== Problem details ==
Rewrite each of the following items with every occurrence of "board-square" replaced by "board-tile", leaving everything else unchanged. Omit the pictures from your answer.

* start *

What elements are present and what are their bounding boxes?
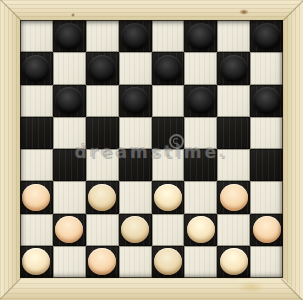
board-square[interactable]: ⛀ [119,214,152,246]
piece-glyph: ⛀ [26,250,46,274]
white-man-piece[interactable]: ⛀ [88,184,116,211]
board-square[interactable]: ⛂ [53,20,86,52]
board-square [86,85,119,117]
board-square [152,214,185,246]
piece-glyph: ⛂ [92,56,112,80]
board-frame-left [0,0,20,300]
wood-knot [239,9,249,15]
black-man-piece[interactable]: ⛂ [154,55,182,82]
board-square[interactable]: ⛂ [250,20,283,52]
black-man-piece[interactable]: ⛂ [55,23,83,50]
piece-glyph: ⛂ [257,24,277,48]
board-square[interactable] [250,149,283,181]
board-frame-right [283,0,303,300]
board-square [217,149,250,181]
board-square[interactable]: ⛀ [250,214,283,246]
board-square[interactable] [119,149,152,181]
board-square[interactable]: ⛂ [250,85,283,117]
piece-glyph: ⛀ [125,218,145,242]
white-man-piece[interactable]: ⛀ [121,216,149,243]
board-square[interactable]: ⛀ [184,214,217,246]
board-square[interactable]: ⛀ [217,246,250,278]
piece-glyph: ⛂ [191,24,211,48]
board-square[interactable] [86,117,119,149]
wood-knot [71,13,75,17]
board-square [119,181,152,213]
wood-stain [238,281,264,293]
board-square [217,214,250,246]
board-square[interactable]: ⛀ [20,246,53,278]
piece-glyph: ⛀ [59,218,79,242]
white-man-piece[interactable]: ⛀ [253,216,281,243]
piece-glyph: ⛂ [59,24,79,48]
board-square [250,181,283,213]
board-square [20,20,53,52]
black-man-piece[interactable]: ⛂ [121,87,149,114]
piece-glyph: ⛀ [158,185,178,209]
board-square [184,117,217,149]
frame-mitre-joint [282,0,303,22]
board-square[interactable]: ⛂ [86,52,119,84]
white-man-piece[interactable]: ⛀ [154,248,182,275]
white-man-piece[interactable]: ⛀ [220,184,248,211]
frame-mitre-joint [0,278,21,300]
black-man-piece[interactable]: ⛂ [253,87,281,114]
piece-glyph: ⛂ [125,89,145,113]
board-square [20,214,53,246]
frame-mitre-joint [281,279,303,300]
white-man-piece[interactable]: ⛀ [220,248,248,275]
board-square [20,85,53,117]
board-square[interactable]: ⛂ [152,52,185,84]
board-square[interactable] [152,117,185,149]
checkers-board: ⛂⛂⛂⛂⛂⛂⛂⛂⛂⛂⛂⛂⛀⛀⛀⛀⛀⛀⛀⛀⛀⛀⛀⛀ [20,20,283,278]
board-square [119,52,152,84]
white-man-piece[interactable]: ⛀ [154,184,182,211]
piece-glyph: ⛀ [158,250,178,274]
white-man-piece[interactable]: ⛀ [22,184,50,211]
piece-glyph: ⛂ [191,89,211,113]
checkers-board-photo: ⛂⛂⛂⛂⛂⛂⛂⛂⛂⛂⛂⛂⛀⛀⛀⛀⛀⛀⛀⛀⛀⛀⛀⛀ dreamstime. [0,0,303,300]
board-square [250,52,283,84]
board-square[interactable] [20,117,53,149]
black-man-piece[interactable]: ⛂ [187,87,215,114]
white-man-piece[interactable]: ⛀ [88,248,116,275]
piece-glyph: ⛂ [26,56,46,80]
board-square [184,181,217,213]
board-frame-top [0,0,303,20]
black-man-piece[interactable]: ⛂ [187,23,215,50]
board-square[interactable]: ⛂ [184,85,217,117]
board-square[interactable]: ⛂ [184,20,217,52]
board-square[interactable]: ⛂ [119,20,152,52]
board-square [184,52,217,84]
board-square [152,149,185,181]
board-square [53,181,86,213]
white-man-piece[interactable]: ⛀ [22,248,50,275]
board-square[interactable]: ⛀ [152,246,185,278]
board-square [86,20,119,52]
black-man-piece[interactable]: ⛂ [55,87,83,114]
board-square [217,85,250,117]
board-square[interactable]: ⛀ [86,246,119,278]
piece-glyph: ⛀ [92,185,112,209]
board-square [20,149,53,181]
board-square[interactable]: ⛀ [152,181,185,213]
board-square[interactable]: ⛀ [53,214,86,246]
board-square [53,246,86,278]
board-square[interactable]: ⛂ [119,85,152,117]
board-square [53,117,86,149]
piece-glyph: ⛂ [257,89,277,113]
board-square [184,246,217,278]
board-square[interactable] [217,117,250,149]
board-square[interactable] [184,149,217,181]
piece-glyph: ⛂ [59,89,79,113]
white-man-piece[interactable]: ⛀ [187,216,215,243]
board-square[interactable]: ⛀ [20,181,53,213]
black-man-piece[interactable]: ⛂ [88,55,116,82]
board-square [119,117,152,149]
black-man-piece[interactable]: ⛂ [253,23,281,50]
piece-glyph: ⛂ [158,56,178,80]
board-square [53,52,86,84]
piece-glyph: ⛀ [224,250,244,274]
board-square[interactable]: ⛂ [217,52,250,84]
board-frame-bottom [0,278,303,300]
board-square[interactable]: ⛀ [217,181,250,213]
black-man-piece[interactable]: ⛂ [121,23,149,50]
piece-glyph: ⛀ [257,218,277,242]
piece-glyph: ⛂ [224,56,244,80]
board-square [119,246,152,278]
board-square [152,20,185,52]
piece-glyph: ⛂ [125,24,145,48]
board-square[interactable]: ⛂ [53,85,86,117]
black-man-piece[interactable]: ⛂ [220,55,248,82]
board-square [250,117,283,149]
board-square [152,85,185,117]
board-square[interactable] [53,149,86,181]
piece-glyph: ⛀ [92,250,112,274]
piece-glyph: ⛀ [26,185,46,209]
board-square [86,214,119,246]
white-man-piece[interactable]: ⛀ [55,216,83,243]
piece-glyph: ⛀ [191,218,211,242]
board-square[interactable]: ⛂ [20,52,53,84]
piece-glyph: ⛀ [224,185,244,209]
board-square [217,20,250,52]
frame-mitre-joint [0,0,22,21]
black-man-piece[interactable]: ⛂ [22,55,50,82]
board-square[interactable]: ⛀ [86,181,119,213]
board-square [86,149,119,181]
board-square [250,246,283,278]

* end *

== Output for this task ==
What elements are present and what are their bounding boxes?
board-tile[interactable]: ⛀ [119,214,152,246]
piece-glyph: ⛀ [26,250,46,274]
white-man-piece[interactable]: ⛀ [88,184,116,211]
board-tile[interactable]: ⛂ [53,20,86,52]
board-tile [86,85,119,117]
board-tile [152,214,185,246]
piece-glyph: ⛂ [92,56,112,80]
board-frame-left [0,0,20,300]
wood-knot [239,9,249,15]
black-man-piece[interactable]: ⛂ [154,55,182,82]
board-tile[interactable]: ⛂ [250,20,283,52]
black-man-piece[interactable]: ⛂ [55,23,83,50]
piece-glyph: ⛂ [257,24,277,48]
board-tile[interactable] [250,149,283,181]
board-frame-right [283,0,303,300]
board-tile [217,149,250,181]
board-tile[interactable]: ⛀ [250,214,283,246]
board-tile[interactable] [119,149,152,181]
board-tile[interactable]: ⛂ [250,85,283,117]
piece-glyph: ⛀ [125,218,145,242]
white-man-piece[interactable]: ⛀ [121,216,149,243]
board-tile[interactable]: ⛀ [184,214,217,246]
board-tile[interactable]: ⛀ [217,246,250,278]
piece-glyph: ⛂ [191,24,211,48]
board-tile[interactable] [86,117,119,149]
wood-knot [71,13,75,17]
board-tile [119,181,152,213]
wood-stain [238,281,264,293]
board-tile [217,214,250,246]
board-tile[interactable]: ⛀ [20,246,53,278]
piece-glyph: ⛀ [59,218,79,242]
white-man-piece[interactable]: ⛀ [253,216,281,243]
piece-glyph: ⛂ [59,24,79,48]
board-tile [250,181,283,213]
board-tile [20,20,53,52]
black-man-piece[interactable]: ⛂ [121,87,149,114]
piece-glyph: ⛀ [158,185,178,209]
board-tile [184,117,217,149]
frame-mitre-joint [282,0,303,22]
board-tile[interactable]: ⛂ [86,52,119,84]
white-man-piece[interactable]: ⛀ [154,248,182,275]
white-man-piece[interactable]: ⛀ [220,184,248,211]
frame-mitre-joint [0,278,21,300]
black-man-piece[interactable]: ⛂ [253,87,281,114]
piece-glyph: ⛂ [125,89,145,113]
board-tile [20,214,53,246]
frame-mitre-joint [281,279,303,300]
white-man-piece[interactable]: ⛀ [220,248,248,275]
board-tile [20,85,53,117]
board-tile[interactable]: ⛂ [152,52,185,84]
board-tile[interactable] [152,117,185,149]
checkers-board: ⛂⛂⛂⛂⛂⛂⛂⛂⛂⛂⛂⛂⛀⛀⛀⛀⛀⛀⛀⛀⛀⛀⛀⛀ [20,20,283,278]
board-tile [119,52,152,84]
white-man-piece[interactable]: ⛀ [154,184,182,211]
piece-glyph: ⛀ [158,250,178,274]
white-man-piece[interactable]: ⛀ [22,184,50,211]
piece-glyph: ⛂ [191,89,211,113]
checkers-board-photo: ⛂⛂⛂⛂⛂⛂⛂⛂⛂⛂⛂⛂⛀⛀⛀⛀⛀⛀⛀⛀⛀⛀⛀⛀ dreamstime. [0,0,303,300]
board-tile [250,52,283,84]
board-tile[interactable] [20,117,53,149]
black-man-piece[interactable]: ⛂ [187,87,215,114]
white-man-piece[interactable]: ⛀ [88,248,116,275]
piece-glyph: ⛂ [26,56,46,80]
board-tile [184,181,217,213]
board-frame-top [0,0,303,20]
black-man-piece[interactable]: ⛂ [187,23,215,50]
board-tile[interactable]: ⛂ [184,85,217,117]
board-tile[interactable]: ⛂ [184,20,217,52]
board-tile[interactable]: ⛂ [119,20,152,52]
board-tile [184,52,217,84]
board-tile [152,149,185,181]
board-tile [53,181,86,213]
white-man-piece[interactable]: ⛀ [22,248,50,275]
board-tile[interactable]: ⛀ [152,246,185,278]
board-tile [86,20,119,52]
black-man-piece[interactable]: ⛂ [55,87,83,114]
board-tile [217,85,250,117]
board-tile[interactable]: ⛀ [86,246,119,278]
piece-glyph: ⛀ [92,185,112,209]
board-tile [20,149,53,181]
board-tile[interactable]: ⛀ [152,181,185,213]
board-tile[interactable]: ⛀ [53,214,86,246]
board-tile [53,246,86,278]
board-tile[interactable]: ⛂ [119,85,152,117]
board-tile [53,117,86,149]
piece-glyph: ⛂ [257,89,277,113]
board-tile [184,246,217,278]
board-tile[interactable] [217,117,250,149]
board-tile[interactable] [184,149,217,181]
piece-glyph: ⛂ [59,89,79,113]
white-man-piece[interactable]: ⛀ [187,216,215,243]
board-tile[interactable]: ⛀ [20,181,53,213]
black-man-piece[interactable]: ⛂ [88,55,116,82]
board-tile [119,117,152,149]
black-man-piece[interactable]: ⛂ [253,23,281,50]
piece-glyph: ⛂ [158,56,178,80]
board-tile [53,52,86,84]
piece-glyph: ⛀ [224,250,244,274]
board-tile[interactable]: ⛂ [217,52,250,84]
board-frame-bottom [0,278,303,300]
board-tile[interactable]: ⛀ [217,181,250,213]
black-man-piece[interactable]: ⛂ [121,23,149,50]
piece-glyph: ⛀ [257,218,277,242]
piece-glyph: ⛂ [224,56,244,80]
board-tile [119,246,152,278]
board-tile [152,20,185,52]
piece-glyph: ⛂ [125,24,145,48]
board-tile[interactable]: ⛂ [53,85,86,117]
black-man-piece[interactable]: ⛂ [220,55,248,82]
board-tile [250,117,283,149]
board-tile [152,85,185,117]
board-tile[interactable] [53,149,86,181]
piece-glyph: ⛀ [92,250,112,274]
piece-glyph: ⛀ [26,185,46,209]
board-tile [86,214,119,246]
white-man-piece[interactable]: ⛀ [55,216,83,243]
piece-glyph: ⛀ [191,218,211,242]
board-tile[interactable]: ⛂ [20,52,53,84]
piece-glyph: ⛀ [224,185,244,209]
board-tile [217,20,250,52]
frame-mitre-joint [0,0,22,21]
black-man-piece[interactable]: ⛂ [22,55,50,82]
board-tile[interactable]: ⛀ [86,181,119,213]
board-tile [86,149,119,181]
board-tile [250,246,283,278]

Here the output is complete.